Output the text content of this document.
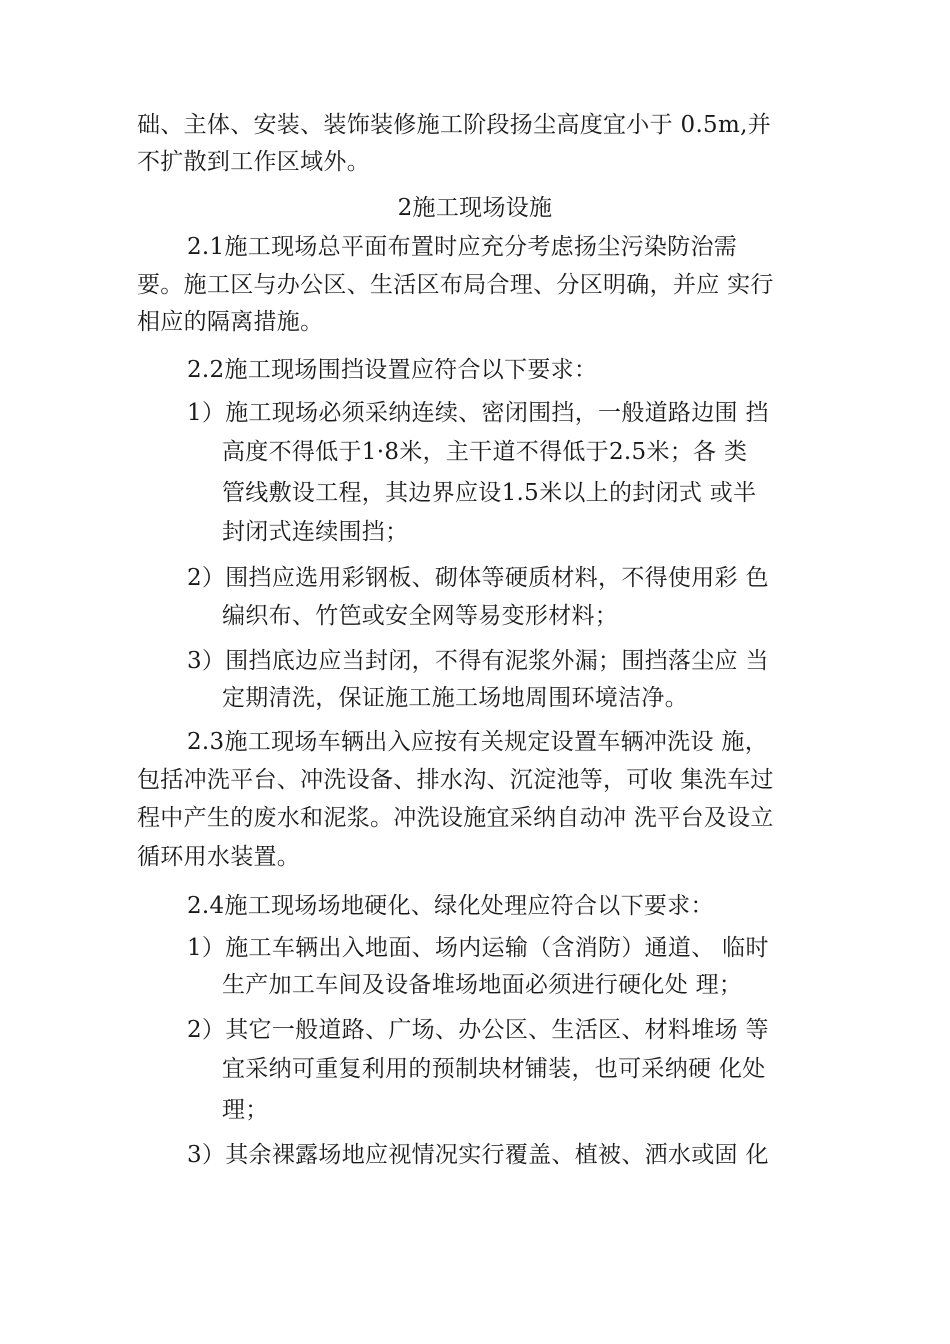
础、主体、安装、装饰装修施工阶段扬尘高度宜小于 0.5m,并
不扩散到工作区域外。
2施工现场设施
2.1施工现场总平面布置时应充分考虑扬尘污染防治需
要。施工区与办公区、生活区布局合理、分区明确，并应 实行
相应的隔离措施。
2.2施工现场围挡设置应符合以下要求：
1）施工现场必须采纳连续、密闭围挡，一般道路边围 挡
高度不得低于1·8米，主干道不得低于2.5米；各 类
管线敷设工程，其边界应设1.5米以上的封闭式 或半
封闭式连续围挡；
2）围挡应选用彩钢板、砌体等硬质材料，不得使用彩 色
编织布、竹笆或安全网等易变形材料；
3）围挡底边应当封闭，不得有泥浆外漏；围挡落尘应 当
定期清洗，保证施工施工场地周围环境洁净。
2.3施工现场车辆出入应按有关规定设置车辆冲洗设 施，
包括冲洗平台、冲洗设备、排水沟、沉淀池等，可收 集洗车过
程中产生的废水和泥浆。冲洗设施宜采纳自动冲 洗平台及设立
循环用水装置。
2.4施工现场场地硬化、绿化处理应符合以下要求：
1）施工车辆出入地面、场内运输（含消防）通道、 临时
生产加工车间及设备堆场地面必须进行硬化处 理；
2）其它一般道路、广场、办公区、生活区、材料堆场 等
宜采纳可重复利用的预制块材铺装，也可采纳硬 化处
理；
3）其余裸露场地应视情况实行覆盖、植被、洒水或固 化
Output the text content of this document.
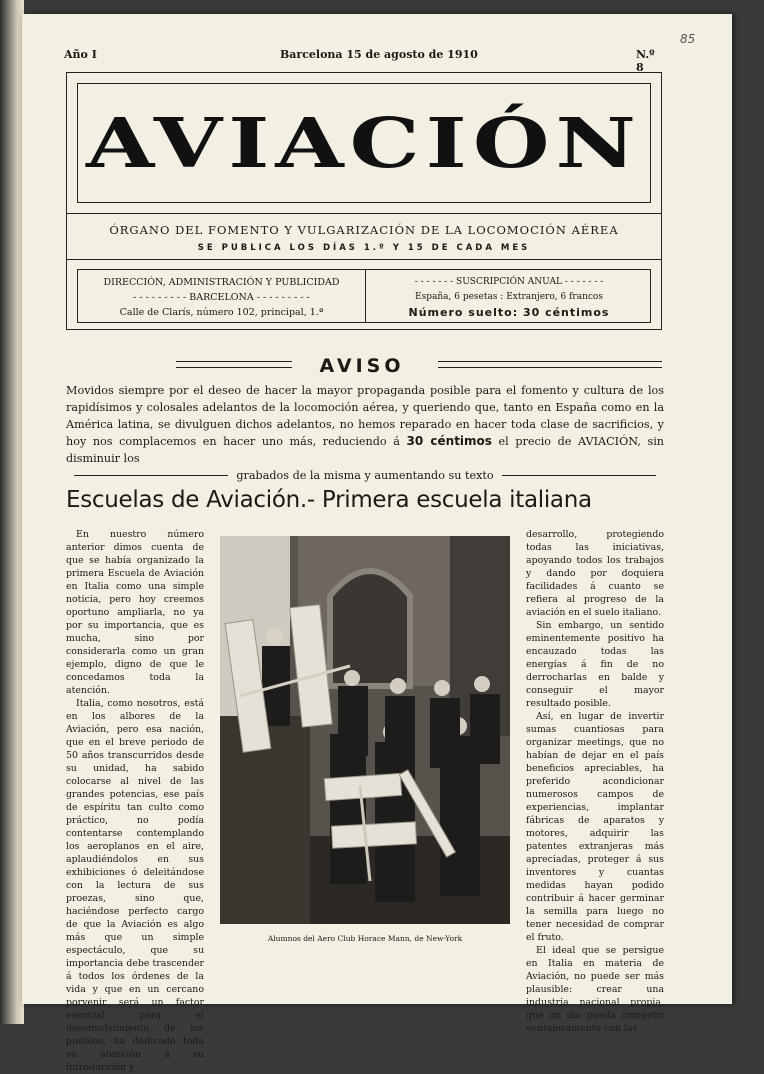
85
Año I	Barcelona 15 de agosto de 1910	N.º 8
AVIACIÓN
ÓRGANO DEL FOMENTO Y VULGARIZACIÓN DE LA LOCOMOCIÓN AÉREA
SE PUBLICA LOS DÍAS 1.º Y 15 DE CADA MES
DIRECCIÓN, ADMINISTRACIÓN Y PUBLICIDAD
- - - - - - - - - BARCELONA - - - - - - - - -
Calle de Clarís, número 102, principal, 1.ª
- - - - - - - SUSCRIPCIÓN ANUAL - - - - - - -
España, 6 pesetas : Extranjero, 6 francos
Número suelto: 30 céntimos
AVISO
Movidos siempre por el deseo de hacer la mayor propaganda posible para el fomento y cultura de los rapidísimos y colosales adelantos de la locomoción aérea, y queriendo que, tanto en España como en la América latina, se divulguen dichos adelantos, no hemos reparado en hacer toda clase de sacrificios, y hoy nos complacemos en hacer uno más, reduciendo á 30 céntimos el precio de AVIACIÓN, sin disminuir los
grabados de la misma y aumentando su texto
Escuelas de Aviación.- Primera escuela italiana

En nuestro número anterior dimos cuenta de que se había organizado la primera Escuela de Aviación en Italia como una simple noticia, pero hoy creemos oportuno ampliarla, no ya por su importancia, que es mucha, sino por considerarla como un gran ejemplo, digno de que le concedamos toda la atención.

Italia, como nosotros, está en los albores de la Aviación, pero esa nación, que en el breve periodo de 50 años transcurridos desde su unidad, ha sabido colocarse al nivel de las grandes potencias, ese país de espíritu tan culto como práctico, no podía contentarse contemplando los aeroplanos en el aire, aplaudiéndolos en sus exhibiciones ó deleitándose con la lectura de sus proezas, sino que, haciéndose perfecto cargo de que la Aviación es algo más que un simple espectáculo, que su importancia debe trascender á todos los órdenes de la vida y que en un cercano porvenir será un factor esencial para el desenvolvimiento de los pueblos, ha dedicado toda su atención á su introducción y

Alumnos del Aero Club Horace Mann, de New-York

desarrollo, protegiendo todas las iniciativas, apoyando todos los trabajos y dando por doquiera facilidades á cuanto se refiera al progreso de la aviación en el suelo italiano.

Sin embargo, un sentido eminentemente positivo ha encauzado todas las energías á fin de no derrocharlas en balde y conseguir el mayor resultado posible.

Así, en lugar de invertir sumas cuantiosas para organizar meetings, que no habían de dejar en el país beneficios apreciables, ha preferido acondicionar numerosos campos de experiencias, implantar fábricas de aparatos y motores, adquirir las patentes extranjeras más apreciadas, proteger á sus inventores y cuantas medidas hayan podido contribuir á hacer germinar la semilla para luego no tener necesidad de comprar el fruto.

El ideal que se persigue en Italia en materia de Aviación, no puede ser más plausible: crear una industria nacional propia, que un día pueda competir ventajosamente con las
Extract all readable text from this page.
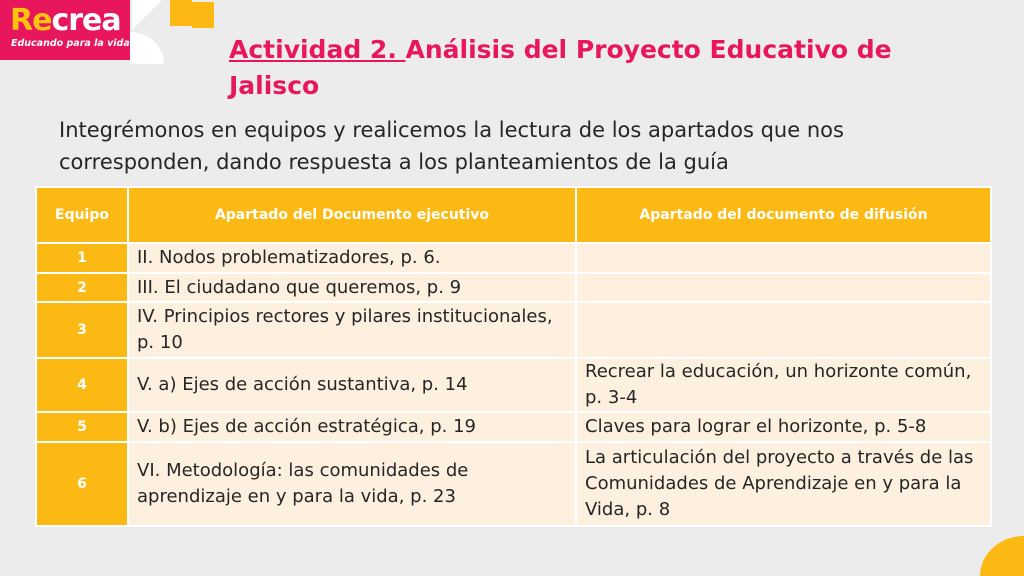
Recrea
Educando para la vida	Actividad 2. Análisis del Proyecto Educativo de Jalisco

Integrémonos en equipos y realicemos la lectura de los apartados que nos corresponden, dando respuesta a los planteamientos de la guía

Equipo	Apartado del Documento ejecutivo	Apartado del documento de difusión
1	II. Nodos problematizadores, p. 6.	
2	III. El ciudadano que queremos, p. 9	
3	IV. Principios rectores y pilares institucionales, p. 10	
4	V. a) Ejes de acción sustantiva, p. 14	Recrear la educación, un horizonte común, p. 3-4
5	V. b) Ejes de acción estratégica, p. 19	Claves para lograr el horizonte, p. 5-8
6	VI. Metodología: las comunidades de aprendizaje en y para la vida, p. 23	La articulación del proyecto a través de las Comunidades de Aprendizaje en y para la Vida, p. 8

# What is needed
Reproduce all of the data exactly; the pictures do not belong in the copy.

# Exercise solution
Output the text content of this document.
础、主体、安装、装饰装修施工阶段扬尘高度宜小于 0.5m,并
不扩散到工作区域外。
2施工现场设施
2.1施工现场总平面布置时应充分考虑扬尘污染防治需
要。施工区与办公区、生活区布局合理、分区明确，并应 实行
相应的隔离措施。
2.2施工现场围挡设置应符合以下要求：
1）施工现场必须采纳连续、密闭围挡，一般道路边围 挡
高度不得低于1·8米，主干道不得低于2.5米；各 类
管线敷设工程，其边界应设1.5米以上的封闭式 或半
封闭式连续围挡；
2）围挡应选用彩钢板、砌体等硬质材料，不得使用彩 色
编织布、竹笆或安全网等易变形材料；
3）围挡底边应当封闭，不得有泥浆外漏；围挡落尘应 当
定期清洗，保证施工施工场地周围环境洁净。
2.3施工现场车辆出入应按有关规定设置车辆冲洗设 施，
包括冲洗平台、冲洗设备、排水沟、沉淀池等，可收 集洗车过
程中产生的废水和泥浆。冲洗设施宜采纳自动冲 洗平台及设立
循环用水装置。
2.4施工现场场地硬化、绿化处理应符合以下要求：
1）施工车辆出入地面、场内运输（含消防）通道、 临时
生产加工车间及设备堆场地面必须进行硬化处 理；
2）其它一般道路、广场、办公区、生活区、材料堆场 等
宜采纳可重复利用的预制块材铺装，也可采纳硬 化处
理；
3）其余裸露场地应视情况实行覆盖、植被、洒水或固 化
Output the text content of this document.
85
Año I	Barcelona 15 de agosto de 1910	N.º 8
AVIACIÓN
ÓRGANO DEL FOMENTO Y VULGARIZACIÓN DE LA LOCOMOCIÓN AÉREA
SE PUBLICA LOS DÍAS 1.º Y 15 DE CADA MES
DIRECCIÓN, ADMINISTRACIÓN Y PUBLICIDAD
- - - - - - - - - BARCELONA - - - - - - - - -
Calle de Clarís, número 102, principal, 1.ª
- - - - - - - SUSCRIPCIÓN ANUAL - - - - - - -
España, 6 pesetas : Extranjero, 6 francos
Número suelto: 30 céntimos
AVISO
Movidos siempre por el deseo de hacer la mayor propaganda posible para el fomento y cultura de los rapidísimos y colosales adelantos de la locomoción aérea, y queriendo que, tanto en España como en la América latina, se divulguen dichos adelantos, no hemos reparado en hacer toda clase de sacrificios, y hoy nos complacemos en hacer uno más, reduciendo á 30 céntimos el precio de AVIACIÓN, sin disminuir los
grabados de la misma y aumentando su texto
Escuelas de Aviación.- Primera escuela italiana

En nuestro número anterior dimos cuenta de que se había organizado la primera Escuela de Aviación en Italia como una simple noticia, pero hoy creemos oportuno ampliarla, no ya por su importancia, que es mucha, sino por considerarla como un gran ejemplo, digno de que le concedamos toda la atención.

Italia, como nosotros, está en los albores de la Aviación, pero esa nación, que en el breve periodo de 50 años transcurridos desde su unidad, ha sabido colocarse al nivel de las grandes potencias, ese país de espíritu tan culto como práctico, no podía contentarse contemplando los aeroplanos en el aire, aplaudiéndolos en sus exhibiciones ó deleitándose con la lectura de sus proezas, sino que, haciéndose perfecto cargo de que la Aviación es algo más que un simple espectáculo, que su importancia debe trascender á todos los órdenes de la vida y que en un cercano porvenir será un factor esencial para el desenvolvimiento de los pueblos, ha dedicado toda su atención á su introducción y

Alumnos del Aero Club Horace Mann, de New-York

desarrollo, protegiendo todas las iniciativas, apoyando todos los trabajos y dando por doquiera facilidades á cuanto se refiera al progreso de la aviación en el suelo italiano.

Sin embargo, un sentido eminentemente positivo ha encauzado todas las energías á fin de no derrocharlas en balde y conseguir el mayor resultado posible.

Así, en lugar de invertir sumas cuantiosas para organizar meetings, que no habían de dejar en el país beneficios apreciables, ha preferido acondicionar numerosos campos de experiencias, implantar fábricas de aparatos y motores, adquirir las patentes extranjeras más apreciadas, proteger á sus inventores y cuantas medidas hayan podido contribuir á hacer germinar la semilla para luego no tener necesidad de comprar el fruto.

El ideal que se persigue en Italia en materia de Aviación, no puede ser más plausible: crear una industria nacional propia, que un día pueda competir ventajosamente con las
Extract all readable text from this page.
Recrea
Educando para la vida	Actividad 2. Análisis del Proyecto Educativo de Jalisco

Integrémonos en equipos y realicemos la lectura de los apartados que nos corresponden, dando respuesta a los planteamientos de la guía

Equipo	Apartado del Documento ejecutivo	Apartado del documento de difusión
1	II. Nodos problematizadores, p. 6.	
2	III. El ciudadano que queremos, p. 9	
3	IV. Principios rectores y pilares institucionales, p. 10	
4	V. a) Ejes de acción sustantiva, p. 14	Recrear la educación, un horizonte común, p. 3-4
5	V. b) Ejes de acción estratégica, p. 19	Claves para lograr el horizonte, p. 5-8
6	VI. Metodología: las comunidades de aprendizaje en y para la vida, p. 23	La articulación del proyecto a través de las Comunidades de Aprendizaje en y para la Vida, p. 8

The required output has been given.